AIM: Repeat the listing in full, exactly as it stands.

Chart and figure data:
§

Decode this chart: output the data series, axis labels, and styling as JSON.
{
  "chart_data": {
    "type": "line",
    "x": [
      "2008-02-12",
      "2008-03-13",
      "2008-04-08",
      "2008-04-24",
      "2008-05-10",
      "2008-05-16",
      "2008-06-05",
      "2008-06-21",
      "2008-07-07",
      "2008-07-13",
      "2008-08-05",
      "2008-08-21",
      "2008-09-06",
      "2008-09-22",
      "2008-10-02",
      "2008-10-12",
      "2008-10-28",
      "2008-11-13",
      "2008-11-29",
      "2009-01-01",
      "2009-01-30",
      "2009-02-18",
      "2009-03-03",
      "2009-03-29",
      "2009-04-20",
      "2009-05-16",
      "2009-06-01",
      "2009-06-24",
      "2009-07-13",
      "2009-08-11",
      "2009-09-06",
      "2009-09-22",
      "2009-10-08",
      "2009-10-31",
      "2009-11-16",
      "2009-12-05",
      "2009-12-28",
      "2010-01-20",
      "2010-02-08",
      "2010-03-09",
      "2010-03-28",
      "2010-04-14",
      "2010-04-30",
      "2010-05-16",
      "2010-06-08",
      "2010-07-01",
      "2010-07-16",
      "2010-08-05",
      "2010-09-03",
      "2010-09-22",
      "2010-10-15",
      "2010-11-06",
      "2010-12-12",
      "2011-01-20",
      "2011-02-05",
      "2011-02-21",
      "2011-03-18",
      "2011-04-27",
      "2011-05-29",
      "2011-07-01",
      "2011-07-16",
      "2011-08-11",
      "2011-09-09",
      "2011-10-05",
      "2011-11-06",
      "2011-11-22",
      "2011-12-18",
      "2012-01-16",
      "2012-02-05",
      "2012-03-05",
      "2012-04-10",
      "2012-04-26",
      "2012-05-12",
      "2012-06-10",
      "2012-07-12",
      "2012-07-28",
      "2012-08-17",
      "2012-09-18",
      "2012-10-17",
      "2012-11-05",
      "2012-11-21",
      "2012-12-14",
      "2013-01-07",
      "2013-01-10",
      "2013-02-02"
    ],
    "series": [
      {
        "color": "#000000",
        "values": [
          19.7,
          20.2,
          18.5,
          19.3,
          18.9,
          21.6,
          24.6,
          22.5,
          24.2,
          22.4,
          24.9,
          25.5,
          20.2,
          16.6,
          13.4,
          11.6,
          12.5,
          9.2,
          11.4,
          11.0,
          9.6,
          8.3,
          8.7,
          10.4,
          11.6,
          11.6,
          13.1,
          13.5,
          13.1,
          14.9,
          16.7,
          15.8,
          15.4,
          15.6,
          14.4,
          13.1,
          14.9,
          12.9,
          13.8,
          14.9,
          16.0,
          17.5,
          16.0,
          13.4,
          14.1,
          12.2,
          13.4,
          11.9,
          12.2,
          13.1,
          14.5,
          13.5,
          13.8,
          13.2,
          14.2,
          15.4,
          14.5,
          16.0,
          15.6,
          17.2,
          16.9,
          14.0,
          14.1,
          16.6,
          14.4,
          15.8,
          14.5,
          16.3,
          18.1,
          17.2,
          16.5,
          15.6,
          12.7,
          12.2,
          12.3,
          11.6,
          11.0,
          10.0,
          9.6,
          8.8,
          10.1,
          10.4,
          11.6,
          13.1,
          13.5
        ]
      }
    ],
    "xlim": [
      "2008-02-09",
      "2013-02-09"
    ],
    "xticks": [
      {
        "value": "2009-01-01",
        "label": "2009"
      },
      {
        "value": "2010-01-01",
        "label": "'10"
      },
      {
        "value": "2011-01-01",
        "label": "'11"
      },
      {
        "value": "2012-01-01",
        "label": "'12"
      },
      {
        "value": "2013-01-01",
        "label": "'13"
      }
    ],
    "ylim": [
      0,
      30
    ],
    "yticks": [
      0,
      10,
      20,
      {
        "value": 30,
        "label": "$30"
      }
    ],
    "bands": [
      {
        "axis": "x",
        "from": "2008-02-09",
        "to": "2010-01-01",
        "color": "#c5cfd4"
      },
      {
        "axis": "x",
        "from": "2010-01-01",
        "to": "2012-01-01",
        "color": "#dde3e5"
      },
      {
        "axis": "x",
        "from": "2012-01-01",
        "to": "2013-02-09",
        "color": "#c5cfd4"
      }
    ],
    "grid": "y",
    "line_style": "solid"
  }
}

§

RESULT OF THE TASK:
Decode this chart: output the data series, axis labels, and styling as JSON.
{
  "chart_data": {
    "type": "line",
    "x": [
      "2008-02-12",
      "2008-03-13",
      "2008-04-08",
      "2008-04-24",
      "2008-05-10",
      "2008-05-16",
      "2008-06-05",
      "2008-06-21",
      "2008-07-07",
      "2008-07-13",
      "2008-08-05",
      "2008-08-21",
      "2008-09-06",
      "2008-09-22",
      "2008-10-02",
      "2008-10-12",
      "2008-10-28",
      "2008-11-13",
      "2008-11-29",
      "2009-01-01",
      "2009-01-30",
      "2009-02-18",
      "2009-03-03",
      "2009-03-29",
      "2009-04-20",
      "2009-05-16",
      "2009-06-01",
      "2009-06-24",
      "2009-07-13",
      "2009-08-11",
      "2009-09-06",
      "2009-09-22",
      "2009-10-08",
      "2009-10-31",
      "2009-11-16",
      "2009-12-05",
      "2009-12-28",
      "2010-01-20",
      "2010-02-08",
      "2010-03-09",
      "2010-03-28",
      "2010-04-14",
      "2010-04-30",
      "2010-05-16",
      "2010-06-08",
      "2010-07-01",
      "2010-07-16",
      "2010-08-05",
      "2010-09-03",
      "2010-09-22",
      "2010-10-15",
      "2010-11-06",
      "2010-12-12",
      "2011-01-20",
      "2011-02-05",
      "2011-02-21",
      "2011-03-18",
      "2011-04-27",
      "2011-05-29",
      "2011-07-01",
      "2011-07-16",
      "2011-08-11",
      "2011-09-09",
      "2011-10-05",
      "2011-11-06",
      "2011-11-22",
      "2011-12-18",
      "2012-01-16",
      "2012-02-05",
      "2012-03-05",
      "2012-04-10",
      "2012-04-26",
      "2012-05-12",
      "2012-06-10",
      "2012-07-12",
      "2012-07-28",
      "2012-08-17",
      "2012-09-18",
      "2012-10-17",
      "2012-11-05",
      "2012-11-21",
      "2012-12-14",
      "2013-01-07",
      "2013-01-10",
      "2013-02-02"
    ],
    "series": [
      {
        "color": "#000000",
        "values": [
          19.7,
          20.2,
          18.5,
          19.3,
          18.9,
          21.6,
          24.6,
          22.5,
          24.2,
          22.4,
          24.9,
          25.5,
          20.2,
          16.6,
          13.4,
          11.6,
          12.5,
          9.2,
          11.4,
          11.0,
          9.6,
          8.3,
          8.7,
          10.4,
          11.6,
          11.6,
          13.1,
          13.5,
          13.1,
          14.9,
          16.7,
          15.8,
          15.4,
          15.6,
          14.4,
          13.1,
          14.9,
          12.9,
          13.8,
          14.9,
          16.0,
          17.5,
          16.0,
          13.4,
          14.1,
          12.2,
          13.4,
          11.9,
          12.2,
          13.1,
          14.5,
          13.5,
          13.8,
          13.2,
          14.2,
          15.4,
          14.5,
          16.0,
          15.6,
          17.2,
          16.9,
          14.0,
          14.1,
          16.6,
          14.4,
          15.8,
          14.5,
          16.3,
          18.1,
          17.2,
          16.5,
          15.6,
          12.7,
          12.2,
          12.3,
          11.6,
          11.0,
          10.0,
          9.6,
          8.8,
          10.1,
          10.4,
          11.6,
          13.1,
          13.5
        ]
      }
    ],
    "xlim": [
      "2008-02-09",
      "2013-02-09"
    ],
    "xticks": [
      {
        "value": "2009-01-01",
        "label": "2009"
      },
      {
        "value": "2010-01-01",
        "label": "'10"
      },
      {
        "value": "2011-01-01",
        "label": "'11"
      },
      {
        "value": "2012-01-01",
        "label": "'12"
      },
      {
        "value": "2013-01-01",
        "label": "'13"
      }
    ],
    "ylim": [
      0,
      30
    ],
    "yticks": [
      0,
      10,
      20,
      {
        "value": 30,
        "label": "$30"
      }
    ],
    "bands": [
      {
        "axis": "x",
        "from": "2008-02-09",
        "to": "2010-01-01",
        "color": "#c5cfd4"
      },
      {
        "axis": "x",
        "from": "2010-01-01",
        "to": "2012-01-01",
        "color": "#dde3e5"
      },
      {
        "axis": "x",
        "from": "2012-01-01",
        "to": "2013-02-09",
        "color": "#c5cfd4"
      }
    ],
    "grid": "y",
    "line_style": "solid"
  }
}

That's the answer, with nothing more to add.